• What the task requires
Don't copy the pictures; return every other part of the records exactly.

• Data
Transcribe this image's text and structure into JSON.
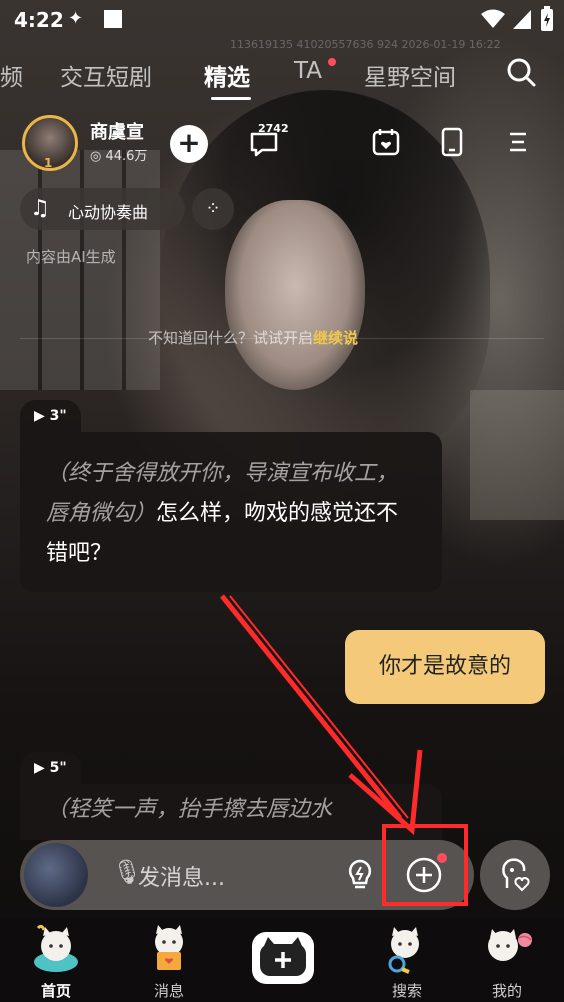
{
  "status_bar": {
    "time": "4:22"
  },
  "watermark": "113619135 41020557636 924 2026-01-19 16:22",
  "tabs": [
    {
      "label": "频"
    },
    {
      "label": "交互短剧"
    },
    {
      "label": "精选"
    },
    {
      "label": "TA"
    },
    {
      "label": "星野空间"
    }
  ],
  "profile": {
    "name": "商虞宣",
    "fans": "44.6万",
    "level": "1"
  },
  "top_icons": {
    "chat_count": "2742"
  },
  "music_chip": {
    "label": "心动协奏曲"
  },
  "ai_note": "内容由AI生成",
  "hint": {
    "prefix": "不知道回什么？试试开启",
    "highlight": "继续说"
  },
  "messages": [
    {
      "duration": "3\"",
      "action": "（终于舍得放开你，导演宣布收工，唇角微勾）",
      "text": "怎么样，吻戏的感觉还不错吧？"
    },
    {
      "user_text": "你才是故意的"
    },
    {
      "duration": "5\"",
      "action": "（轻笑一声，抬手擦去唇边水"
    }
  ],
  "input": {
    "placeholder": "发消息..."
  },
  "nav": [
    {
      "label": "首页"
    },
    {
      "label": "消息"
    },
    {
      "label": ""
    },
    {
      "label": "搜索"
    },
    {
      "label": "我的"
    }
  ],
  "colors": {
    "accent_gold": "#f0c84a",
    "user_bubble": "#f5c97a",
    "annotation_red": "#ff2a2a"
  }
}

• Answer to the problem
Transcribe this image's text and structure into JSON.
{
  "status_bar": {
    "time": "4:22"
  },
  "watermark": "113619135 41020557636 924 2026-01-19 16:22",
  "tabs": [
    {
      "label": "频"
    },
    {
      "label": "交互短剧"
    },
    {
      "label": "精选"
    },
    {
      "label": "TA"
    },
    {
      "label": "星野空间"
    }
  ],
  "profile": {
    "name": "商虞宣",
    "fans": "44.6万",
    "level": "1"
  },
  "top_icons": {
    "chat_count": "2742"
  },
  "music_chip": {
    "label": "心动协奏曲"
  },
  "ai_note": "内容由AI生成",
  "hint": {
    "prefix": "不知道回什么？试试开启",
    "highlight": "继续说"
  },
  "messages": [
    {
      "duration": "3\"",
      "action": "（终于舍得放开你，导演宣布收工，唇角微勾）",
      "text": "怎么样，吻戏的感觉还不错吧？"
    },
    {
      "user_text": "你才是故意的"
    },
    {
      "duration": "5\"",
      "action": "（轻笑一声，抬手擦去唇边水"
    }
  ],
  "input": {
    "placeholder": "发消息..."
  },
  "nav": [
    {
      "label": "首页"
    },
    {
      "label": "消息"
    },
    {
      "label": ""
    },
    {
      "label": "搜索"
    },
    {
      "label": "我的"
    }
  ],
  "colors": {
    "accent_gold": "#f0c84a",
    "user_bubble": "#f5c97a",
    "annotation_red": "#ff2a2a"
  }
}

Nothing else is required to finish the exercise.